● Task statement
Copy the lines below as they are; omit the images they contain.

● Dataset records
____

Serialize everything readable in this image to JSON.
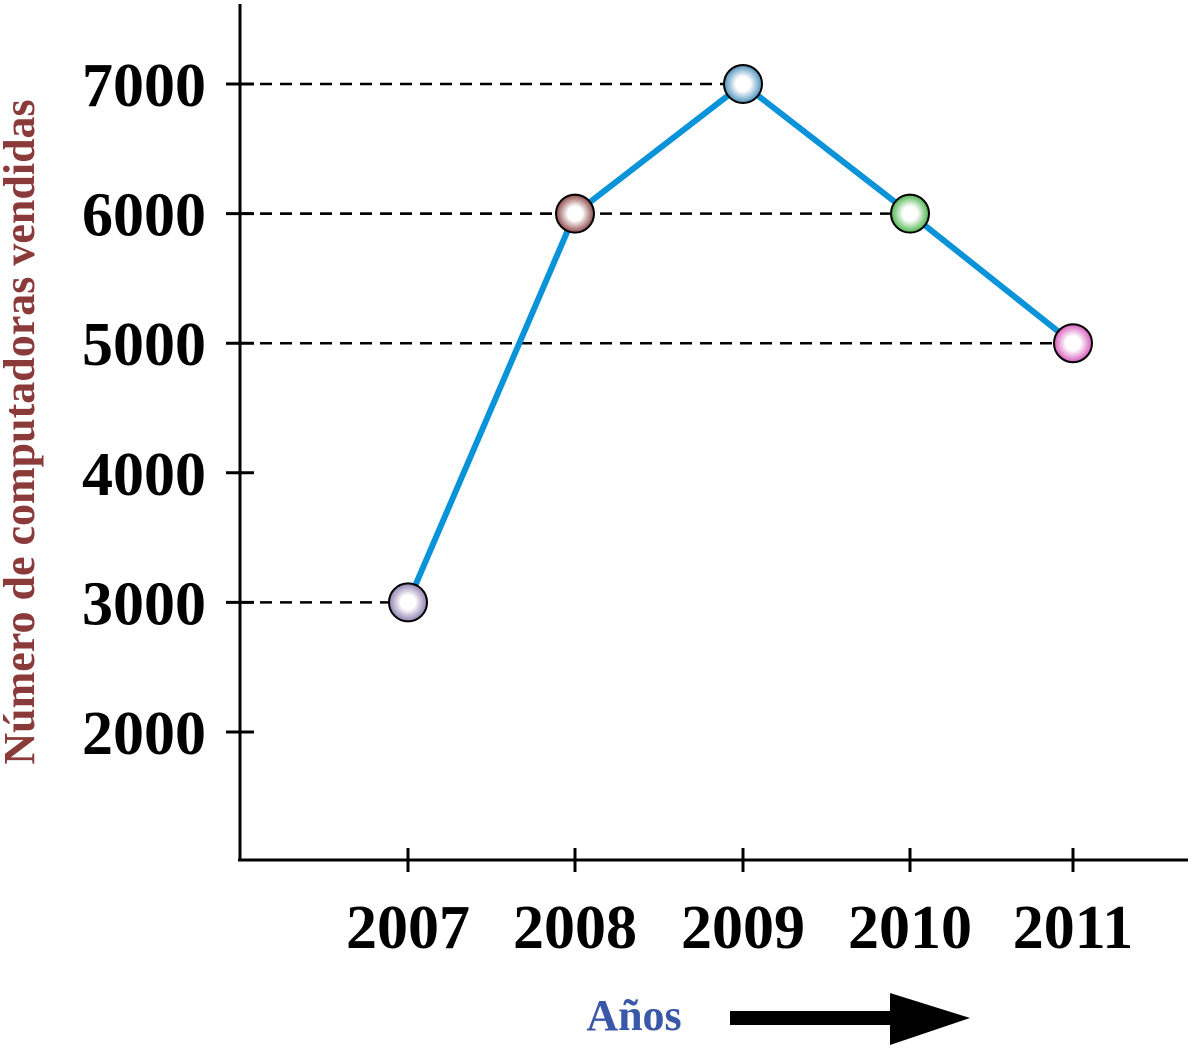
{
  "chart_data": {
    "type": "line",
    "xlabel": "Años",
    "ylabel": "Número de computadoras vendidas",
    "categories": [
      "2007",
      "2008",
      "2009",
      "2010",
      "2011"
    ],
    "series": [
      {
        "values": [
          3000,
          6000,
          7000,
          6000,
          5000
        ],
        "line_color": "#0a93d8",
        "point_colors": [
          "#7a6aa0",
          "#7a2a2a",
          "#2f7fb0",
          "#2fa82f",
          "#d040b0"
        ]
      }
    ],
    "yticks": [
      2000,
      3000,
      4000,
      5000,
      6000,
      7000
    ],
    "ylim": [
      1000,
      7600
    ],
    "grid": "dashed guide lines from points to y-axis",
    "legend": "none"
  }
}
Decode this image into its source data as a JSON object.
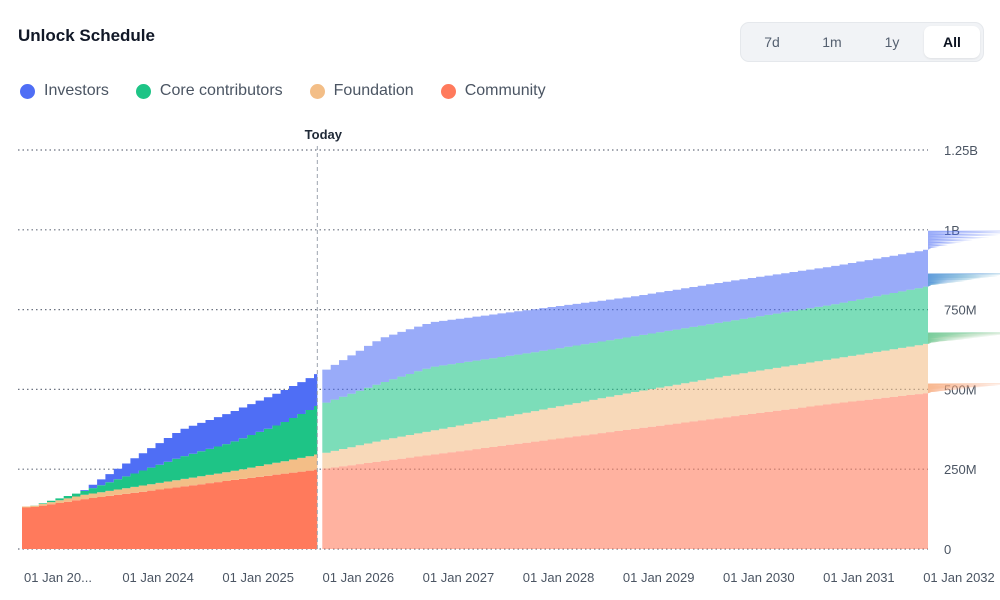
{
  "header": {
    "title": "Unlock Schedule",
    "ranges": [
      {
        "label": "7d",
        "active": false
      },
      {
        "label": "1m",
        "active": false
      },
      {
        "label": "1y",
        "active": false
      },
      {
        "label": "All",
        "active": true
      }
    ]
  },
  "colors": {
    "investors": "#4f6ef5",
    "core": "#1ec486",
    "foundation": "#f3be87",
    "community": "#ff7a5c",
    "grid": "#6b7280",
    "text": "#4b5563"
  },
  "chart_data": {
    "type": "area",
    "stacked": true,
    "today_label": "Today",
    "today": 2025.9,
    "xlim": [
      2022.95,
      2033.0
    ],
    "ylim": [
      0,
      1.25
    ],
    "yticks": [
      0,
      0.25,
      0.5,
      0.75,
      1.0,
      1.25
    ],
    "ytick_labels": [
      "0",
      "250M",
      "500M",
      "750M",
      "1B",
      "1.25B"
    ],
    "xtick_positions": [
      2023.0,
      2024.0,
      2025.0,
      2026.0,
      2027.0,
      2028.0,
      2029.0,
      2030.0,
      2031.0,
      2032.0
    ],
    "xtick_labels": [
      "01 Jan 20...",
      "01 Jan 2024",
      "01 Jan 2025",
      "01 Jan 2026",
      "01 Jan 2027",
      "01 Jan 2028",
      "01 Jan 2029",
      "01 Jan 2030",
      "01 Jan 2031",
      "01 Jan 2032"
    ],
    "unit": "billion tokens",
    "x": [
      2023.0,
      2023.5,
      2024.0,
      2024.5,
      2025.0,
      2025.5,
      2025.9,
      2026.5,
      2027.0,
      2028.0,
      2029.0,
      2030.0,
      2031.0,
      2032.0,
      2033.0
    ],
    "series": [
      {
        "name": "Community",
        "color_key": "community",
        "values": [
          0.13,
          0.155,
          0.175,
          0.195,
          0.215,
          0.235,
          0.25,
          0.275,
          0.295,
          0.335,
          0.375,
          0.415,
          0.455,
          0.49,
          0.52
        ]
      },
      {
        "name": "Foundation",
        "color_key": "foundation",
        "values": [
          0.003,
          0.013,
          0.018,
          0.023,
          0.028,
          0.038,
          0.048,
          0.065,
          0.075,
          0.095,
          0.115,
          0.13,
          0.14,
          0.155,
          0.16
        ]
      },
      {
        "name": "Core contributors",
        "color_key": "core",
        "values": [
          0.0,
          0.01,
          0.04,
          0.07,
          0.09,
          0.12,
          0.155,
          0.18,
          0.2,
          0.185,
          0.175,
          0.17,
          0.17,
          0.18,
          0.185
        ]
      },
      {
        "name": "Investors",
        "color_key": "investors",
        "values": [
          0.0,
          0.0,
          0.045,
          0.085,
          0.095,
          0.1,
          0.1,
          0.14,
          0.14,
          0.135,
          0.125,
          0.125,
          0.12,
          0.115,
          0.135
        ]
      }
    ],
    "legend": [
      "Investors",
      "Core contributors",
      "Foundation",
      "Community"
    ]
  }
}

____

● Finished answer
Serialize everything readable in this image to JSON.
{
  "chart_data": {
    "type": "line",
    "xlabel": "Años",
    "ylabel": "Número de computadoras vendidas",
    "categories": [
      "2007",
      "2008",
      "2009",
      "2010",
      "2011"
    ],
    "series": [
      {
        "values": [
          3000,
          6000,
          7000,
          6000,
          5000
        ],
        "line_color": "#0a93d8",
        "point_colors": [
          "#7a6aa0",
          "#7a2a2a",
          "#2f7fb0",
          "#2fa82f",
          "#d040b0"
        ]
      }
    ],
    "yticks": [
      2000,
      3000,
      4000,
      5000,
      6000,
      7000
    ],
    "ylim": [
      1000,
      7600
    ],
    "grid": "dashed guide lines from points to y-axis",
    "legend": "none"
  }
}
Decode this image into its source data as a JSON object.
{
  "header": {
    "title": "Unlock Schedule",
    "ranges": [
      {
        "label": "7d",
        "active": false
      },
      {
        "label": "1m",
        "active": false
      },
      {
        "label": "1y",
        "active": false
      },
      {
        "label": "All",
        "active": true
      }
    ]
  },
  "colors": {
    "investors": "#4f6ef5",
    "core": "#1ec486",
    "foundation": "#f3be87",
    "community": "#ff7a5c",
    "grid": "#6b7280",
    "text": "#4b5563"
  },
  "chart_data": {
    "type": "area",
    "stacked": true,
    "today_label": "Today",
    "today": 2025.9,
    "xlim": [
      2022.95,
      2033.0
    ],
    "ylim": [
      0,
      1.25
    ],
    "yticks": [
      0,
      0.25,
      0.5,
      0.75,
      1.0,
      1.25
    ],
    "ytick_labels": [
      "0",
      "250M",
      "500M",
      "750M",
      "1B",
      "1.25B"
    ],
    "xtick_positions": [
      2023.0,
      2024.0,
      2025.0,
      2026.0,
      2027.0,
      2028.0,
      2029.0,
      2030.0,
      2031.0,
      2032.0
    ],
    "xtick_labels": [
      "01 Jan 20...",
      "01 Jan 2024",
      "01 Jan 2025",
      "01 Jan 2026",
      "01 Jan 2027",
      "01 Jan 2028",
      "01 Jan 2029",
      "01 Jan 2030",
      "01 Jan 2031",
      "01 Jan 2032"
    ],
    "unit": "billion tokens",
    "x": [
      2023.0,
      2023.5,
      2024.0,
      2024.5,
      2025.0,
      2025.5,
      2025.9,
      2026.5,
      2027.0,
      2028.0,
      2029.0,
      2030.0,
      2031.0,
      2032.0,
      2033.0
    ],
    "series": [
      {
        "name": "Community",
        "color_key": "community",
        "values": [
          0.13,
          0.155,
          0.175,
          0.195,
          0.215,
          0.235,
          0.25,
          0.275,
          0.295,
          0.335,
          0.375,
          0.415,
          0.455,
          0.49,
          0.52
        ]
      },
      {
        "name": "Foundation",
        "color_key": "foundation",
        "values": [
          0.003,
          0.013,
          0.018,
          0.023,
          0.028,
          0.038,
          0.048,
          0.065,
          0.075,
          0.095,
          0.115,
          0.13,
          0.14,
          0.155,
          0.16
        ]
      },
      {
        "name": "Core contributors",
        "color_key": "core",
        "values": [
          0.0,
          0.01,
          0.04,
          0.07,
          0.09,
          0.12,
          0.155,
          0.18,
          0.2,
          0.185,
          0.175,
          0.17,
          0.17,
          0.18,
          0.185
        ]
      },
      {
        "name": "Investors",
        "color_key": "investors",
        "values": [
          0.0,
          0.0,
          0.045,
          0.085,
          0.095,
          0.1,
          0.1,
          0.14,
          0.14,
          0.135,
          0.125,
          0.125,
          0.12,
          0.115,
          0.135
        ]
      }
    ],
    "legend": [
      "Investors",
      "Core contributors",
      "Foundation",
      "Community"
    ]
  }
}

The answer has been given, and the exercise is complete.